═════ Supplied records ═════

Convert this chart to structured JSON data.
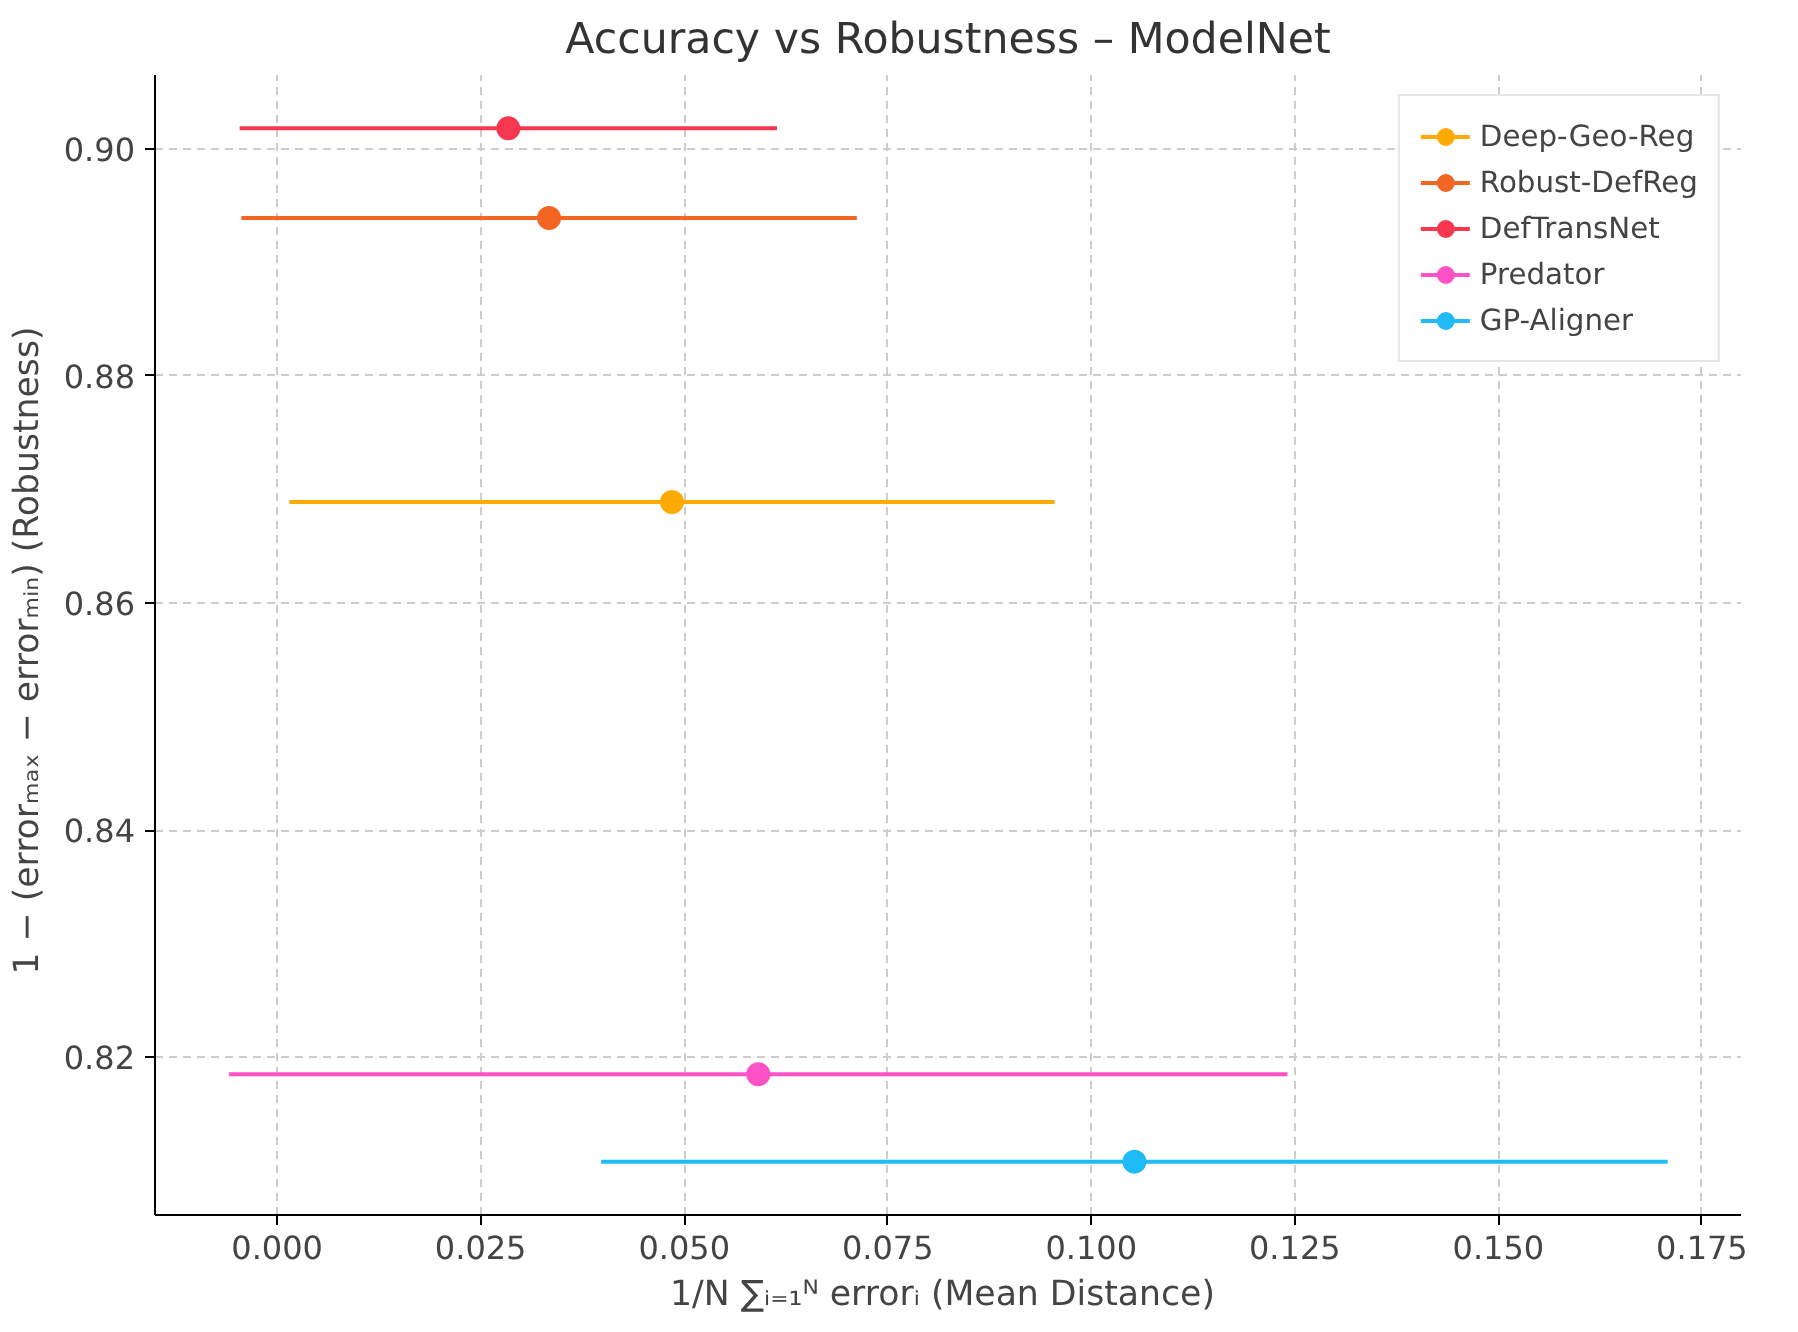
{
  "chart_data": {
    "type": "scatter",
    "title": "Accuracy vs Robustness – ModelNet",
    "xlabel": "1/N ∑ᵢ₌₁ᴺ errorᵢ  (Mean Distance)",
    "ylabel": "1 − (errorₘₐₓ − errorₘᵢₙ)  (Robustness)",
    "xlim": [
      -0.015,
      0.1798
    ],
    "ylim": [
      0.8061,
      0.9065
    ],
    "xticks": [
      {
        "value": 0,
        "label": "0.000"
      },
      0.025,
      {
        "value": 0.05,
        "label": "0.050"
      },
      0.075,
      {
        "value": 0.1,
        "label": "0.100"
      },
      0.125,
      {
        "value": 0.15,
        "label": "0.150"
      },
      0.175
    ],
    "yticks": [
      {
        "value": 0.82,
        "label": "0.82"
      },
      0.84,
      0.86,
      0.88,
      {
        "value": 0.9,
        "label": "0.90"
      }
    ],
    "grid": true,
    "line_style": "dashed",
    "legend": "top right",
    "marker": "circle",
    "series": [
      {
        "name": "Deep-Geo-Reg",
        "color": "#ffaa00",
        "x": [
          0.0485
        ],
        "values": [
          0.8689
        ],
        "xerrors": [
          0.047
        ]
      },
      {
        "name": "Robust-DefReg",
        "color": "#f26522",
        "x": [
          0.0334
        ],
        "values": [
          0.8939
        ],
        "xerrors": [
          0.0378
        ]
      },
      {
        "name": "DefTransNet",
        "color": "#f7364f",
        "x": [
          0.0284
        ],
        "values": [
          0.9018
        ],
        "xerrors": [
          0.033
        ]
      },
      {
        "name": "Predator",
        "color": "#ff52c6",
        "x": [
          0.0591
        ],
        "values": [
          0.8185
        ],
        "xerrors": [
          0.065
        ]
      },
      {
        "name": "GP-Aligner",
        "color": "#1fbbf5",
        "x": [
          0.1053
        ],
        "values": [
          0.8108
        ],
        "xerrors": [
          0.0655
        ]
      }
    ]
  }
}
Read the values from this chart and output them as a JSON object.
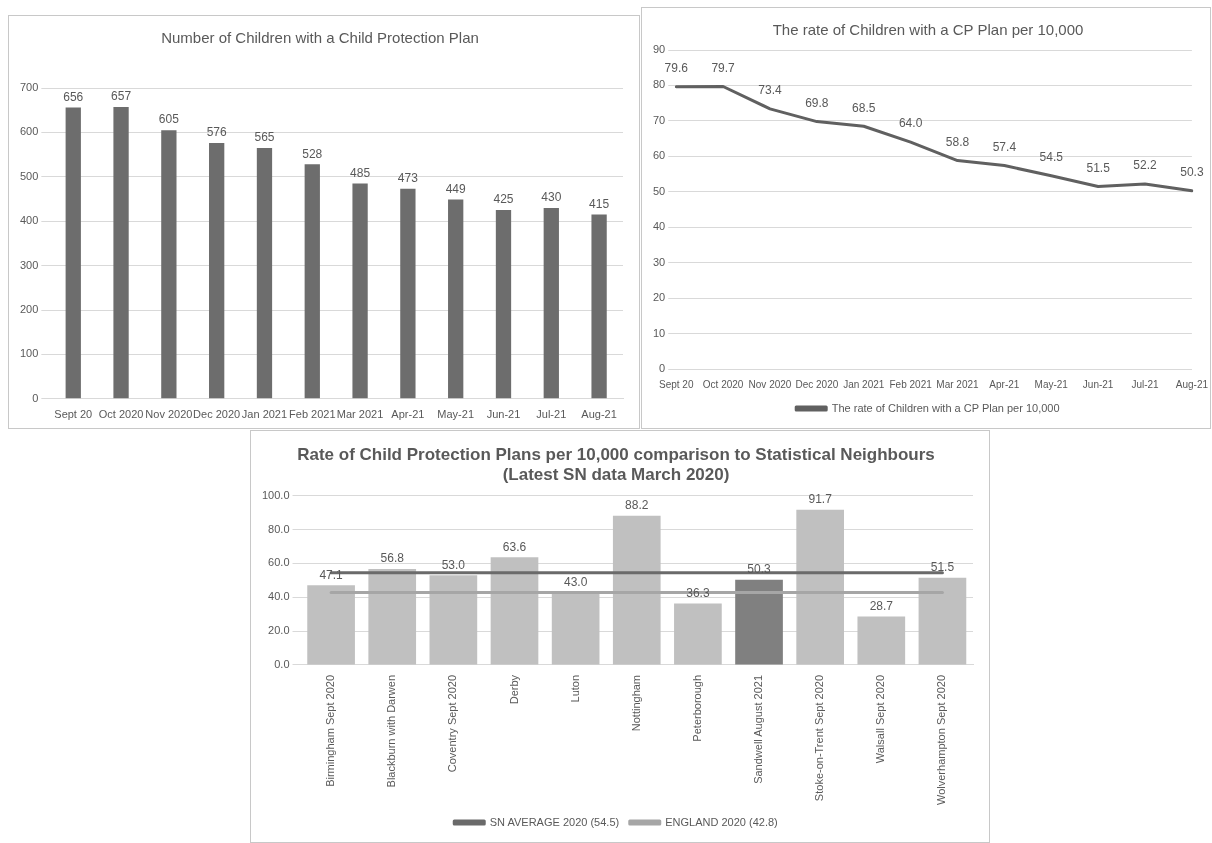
{
  "chart_data": [
    {
      "type": "bar",
      "title": "Number of Children with a Child Protection Plan",
      "categories": [
        "Sept 20",
        "Oct 2020",
        "Nov 2020",
        "Dec 2020",
        "Jan 2021",
        "Feb 2021",
        "Mar 2021",
        "Apr-21",
        "May-21",
        "Jun-21",
        "Jul-21",
        "Aug-21"
      ],
      "values": [
        656,
        657,
        605,
        576,
        565,
        528,
        485,
        473,
        449,
        425,
        430,
        415
      ],
      "color": "#6d6d6d",
      "ylim": [
        0,
        700
      ],
      "yticks": [
        0,
        100,
        200,
        300,
        400,
        500,
        600,
        700
      ],
      "grid": "y",
      "legend": false,
      "data_labels": true
    },
    {
      "type": "line",
      "title": "The rate of Children with a CP Plan per 10,000",
      "categories": [
        "Sept 20",
        "Oct 2020",
        "Nov 2020",
        "Dec 2020",
        "Jan 2021",
        "Feb 2021",
        "Mar 2021",
        "Apr-21",
        "May-21",
        "Jun-21",
        "Jul-21",
        "Aug-21"
      ],
      "series": [
        {
          "name": "The rate of Children with a CP Plan per 10,000",
          "color": "#606060",
          "values": [
            79.6,
            79.7,
            73.4,
            69.8,
            68.5,
            64.0,
            58.8,
            57.4,
            54.5,
            51.5,
            52.2,
            50.3
          ],
          "value_labels": [
            "79.6",
            "79.7",
            "73.4",
            "69.8",
            "68.5",
            "64.0",
            "58.8",
            "57.4",
            "54.5",
            "51.5",
            "52.2",
            "50.3"
          ]
        }
      ],
      "ylim": [
        0,
        90
      ],
      "yticks": [
        0,
        10,
        20,
        30,
        40,
        50,
        60,
        70,
        80,
        90
      ],
      "grid": "y",
      "legend": "bottom",
      "marker": "none",
      "line_style": "solid"
    },
    {
      "type": "bar",
      "title": "Rate of Child Protection Plans per 10,000 comparison to Statistical Neighbours\n(Latest SN data March 2020)",
      "categories": [
        "Birmingham Sept 2020",
        "Blackburn with Darwen",
        "Coventry Sept 2020",
        "Derby",
        "Luton",
        "Nottingham",
        "Peterborough",
        "Sandwell August 2021",
        "Stoke-on-Trent Sept 2020",
        "Walsall Sept 2020",
        "Wolverhampton Sept 2020"
      ],
      "series": [
        {
          "type": "bar",
          "colors": [
            "#c0c0c0",
            "#c0c0c0",
            "#c0c0c0",
            "#c0c0c0",
            "#c0c0c0",
            "#c0c0c0",
            "#c0c0c0",
            "#808080",
            "#c0c0c0",
            "#c0c0c0",
            "#c0c0c0"
          ],
          "values": [
            47.1,
            56.8,
            53.0,
            63.6,
            43.0,
            88.2,
            36.3,
            50.3,
            91.7,
            28.7,
            51.5
          ],
          "value_labels": [
            "47.1",
            "56.8",
            "53.0",
            "63.6",
            "43.0",
            "88.2",
            "36.3",
            "50.3",
            "91.7",
            "28.7",
            "51.5"
          ]
        },
        {
          "type": "line",
          "name": "SN AVERAGE 2020 (54.5)",
          "color": "#6a6a6a",
          "values": [
            54.5,
            54.5,
            54.5,
            54.5,
            54.5,
            54.5,
            54.5,
            54.5,
            54.5,
            54.5,
            54.5
          ]
        },
        {
          "type": "line",
          "name": "ENGLAND 2020 (42.8)",
          "color": "#a6a6a6",
          "values": [
            42.8,
            42.8,
            42.8,
            42.8,
            42.8,
            42.8,
            42.8,
            42.8,
            42.8,
            42.8,
            42.8
          ]
        }
      ],
      "ylim": [
        0,
        100
      ],
      "yticks": [
        {
          "value": 0,
          "label": "0.0"
        },
        {
          "value": 20,
          "label": "20.0"
        },
        {
          "value": 40,
          "label": "40.0"
        },
        {
          "value": 60,
          "label": "60.0"
        },
        {
          "value": 80,
          "label": "80.0"
        },
        {
          "value": 100,
          "label": "100.0"
        }
      ],
      "grid": "y",
      "legend": "bottom",
      "marker": "none",
      "line_style": "solid"
    }
  ]
}
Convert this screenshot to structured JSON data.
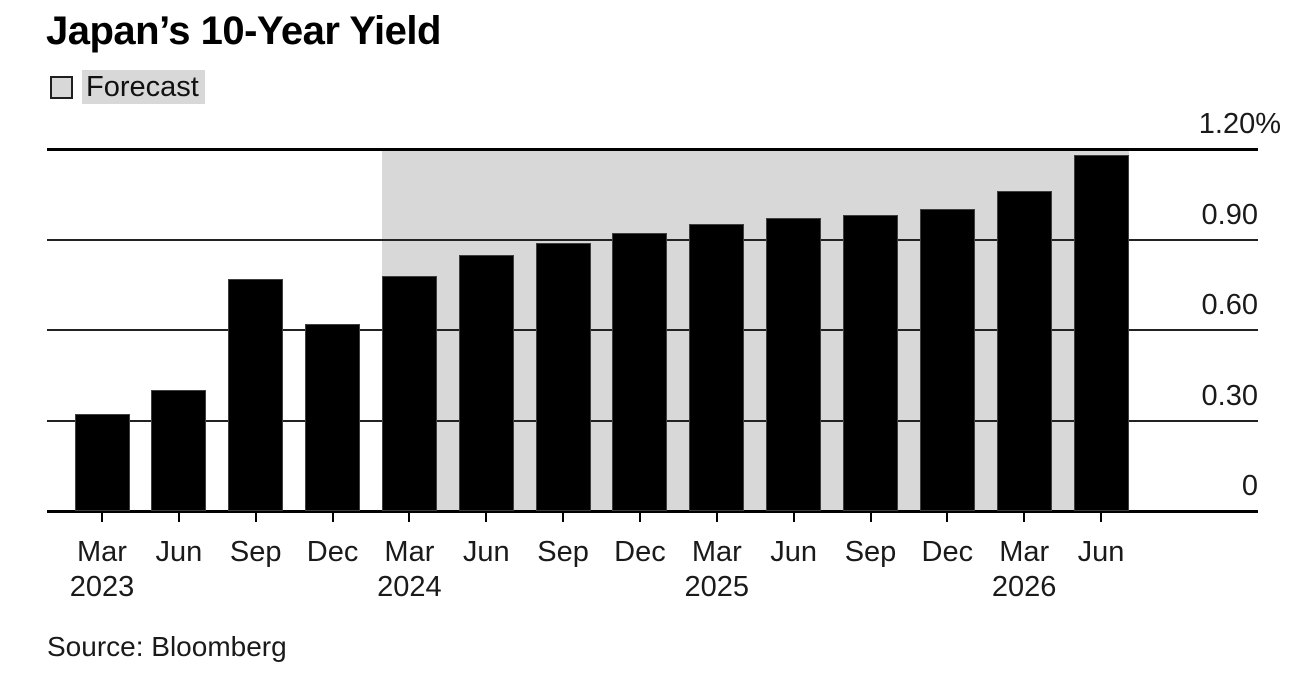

═════

Reproduce every line from the entries that holds the word "this".

* Result *
Convert this chart to structured JSON data.
Read the values from this chart and output them as a JSON object.
Convert this screenshot to structured JSON data.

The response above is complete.